● **Requirements**: Provide an exact copy of the data, excluding the images.

[Start of Records to use]

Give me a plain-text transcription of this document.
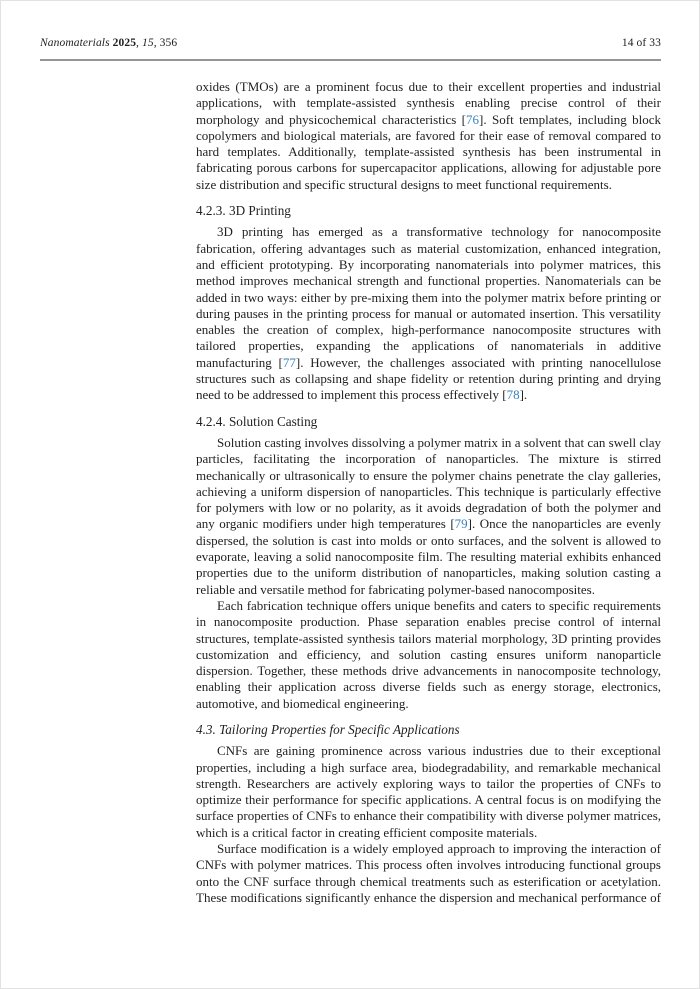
Nanomaterials 2025, 15, 356	14 of 33

oxides (TMOs) are a prominent focus due to their excellent properties and industrial applications, with template-assisted synthesis enabling precise control of their morphology and physicochemical characteristics [76]. Soft templates, including block copolymers and biological materials, are favored for their ease of removal compared to hard templates. Additionally, template-assisted synthesis has been instrumental in fabricating porous carbons for supercapacitor applications, allowing for adjustable pore size distribution and specific structural designs to meet functional requirements.

4.2.3. 3D Printing

3D printing has emerged as a transformative technology for nanocomposite fabrication, offering advantages such as material customization, enhanced integration, and efficient prototyping. By incorporating nanomaterials into polymer matrices, this method improves mechanical strength and functional properties. Nanomaterials can be added in two ways: either by pre-mixing them into the polymer matrix before printing or during pauses in the printing process for manual or automated insertion. This versatility enables the creation of complex, high-performance nanocomposite structures with tailored properties, expanding the applications of nanomaterials in additive manufacturing [77]. However, the challenges associated with printing nanocellulose structures such as collapsing and shape fidelity or retention during printing and drying need to be addressed to implement this process effectively [78].

4.2.4. Solution Casting

Solution casting involves dissolving a polymer matrix in a solvent that can swell clay particles, facilitating the incorporation of nanoparticles. The mixture is stirred mechanically or ultrasonically to ensure the polymer chains penetrate the clay galleries, achieving a uniform dispersion of nanoparticles. This technique is particularly effective for polymers with low or no polarity, as it avoids degradation of both the polymer and any organic modifiers under high temperatures [79]. Once the nanoparticles are evenly dispersed, the solution is cast into molds or onto surfaces, and the solvent is allowed to evaporate, leaving a solid nanocomposite film. The resulting material exhibits enhanced properties due to the uniform distribution of nanoparticles, making solution casting a reliable and versatile method for fabricating polymer-based nanocomposites.

Each fabrication technique offers unique benefits and caters to specific requirements in nanocomposite production. Phase separation enables precise control of internal structures, template-assisted synthesis tailors material morphology, 3D printing provides customization and efficiency, and solution casting ensures uniform nanoparticle dispersion. Together, these methods drive advancements in nanocomposite technology, enabling their application across diverse fields such as energy storage, electronics, automotive, and biomedical engineering.

4.3. Tailoring Properties for Specific Applications

CNFs are gaining prominence across various industries due to their exceptional properties, including a high surface area, biodegradability, and remarkable mechanical strength. Researchers are actively exploring ways to tailor the properties of CNFs to optimize their performance for specific applications. A central focus is on modifying the surface properties of CNFs to enhance their compatibility with diverse polymer matrices, which is a critical factor in creating efficient composite materials.

Surface modification is a widely employed approach to improving the interaction of CNFs with polymer matrices. This process often involves introducing functional groups onto the CNF surface through chemical treatments such as esterification or acetylation. These modifications significantly enhance the dispersion and mechanical performance of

[End of Records to use]

● **Response to the task**:
Give me a plain-text transcription of this document.
Nanomaterials 2025, 15, 356	14 of 33

oxides (TMOs) are a prominent focus due to their excellent properties and industrial applications, with template-assisted synthesis enabling precise control of their morphology and physicochemical characteristics [76]. Soft templates, including block copolymers and biological materials, are favored for their ease of removal compared to hard templates. Additionally, template-assisted synthesis has been instrumental in fabricating porous carbons for supercapacitor applications, allowing for adjustable pore size distribution and specific structural designs to meet functional requirements.

4.2.3. 3D Printing

3D printing has emerged as a transformative technology for nanocomposite fabrication, offering advantages such as material customization, enhanced integration, and efficient prototyping. By incorporating nanomaterials into polymer matrices, this method improves mechanical strength and functional properties. Nanomaterials can be added in two ways: either by pre-mixing them into the polymer matrix before printing or during pauses in the printing process for manual or automated insertion. This versatility enables the creation of complex, high-performance nanocomposite structures with tailored properties, expanding the applications of nanomaterials in additive manufacturing [77]. However, the challenges associated with printing nanocellulose structures such as collapsing and shape fidelity or retention during printing and drying need to be addressed to implement this process effectively [78].

4.2.4. Solution Casting

Solution casting involves dissolving a polymer matrix in a solvent that can swell clay particles, facilitating the incorporation of nanoparticles. The mixture is stirred mechanically or ultrasonically to ensure the polymer chains penetrate the clay galleries, achieving a uniform dispersion of nanoparticles. This technique is particularly effective for polymers with low or no polarity, as it avoids degradation of both the polymer and any organic modifiers under high temperatures [79]. Once the nanoparticles are evenly dispersed, the solution is cast into molds or onto surfaces, and the solvent is allowed to evaporate, leaving a solid nanocomposite film. The resulting material exhibits enhanced properties due to the uniform distribution of nanoparticles, making solution casting a reliable and versatile method for fabricating polymer-based nanocomposites.

Each fabrication technique offers unique benefits and caters to specific requirements in nanocomposite production. Phase separation enables precise control of internal structures, template-assisted synthesis tailors material morphology, 3D printing provides customization and efficiency, and solution casting ensures uniform nanoparticle dispersion. Together, these methods drive advancements in nanocomposite technology, enabling their application across diverse fields such as energy storage, electronics, automotive, and biomedical engineering.

4.3. Tailoring Properties for Specific Applications

CNFs are gaining prominence across various industries due to their exceptional properties, including a high surface area, biodegradability, and remarkable mechanical strength. Researchers are actively exploring ways to tailor the properties of CNFs to optimize their performance for specific applications. A central focus is on modifying the surface properties of CNFs to enhance their compatibility with diverse polymer matrices, which is a critical factor in creating efficient composite materials.

Surface modification is a widely employed approach to improving the interaction of CNFs with polymer matrices. This process often involves introducing functional groups onto the CNF surface through chemical treatments such as esterification or acetylation. These modifications significantly enhance the dispersion and mechanical performance of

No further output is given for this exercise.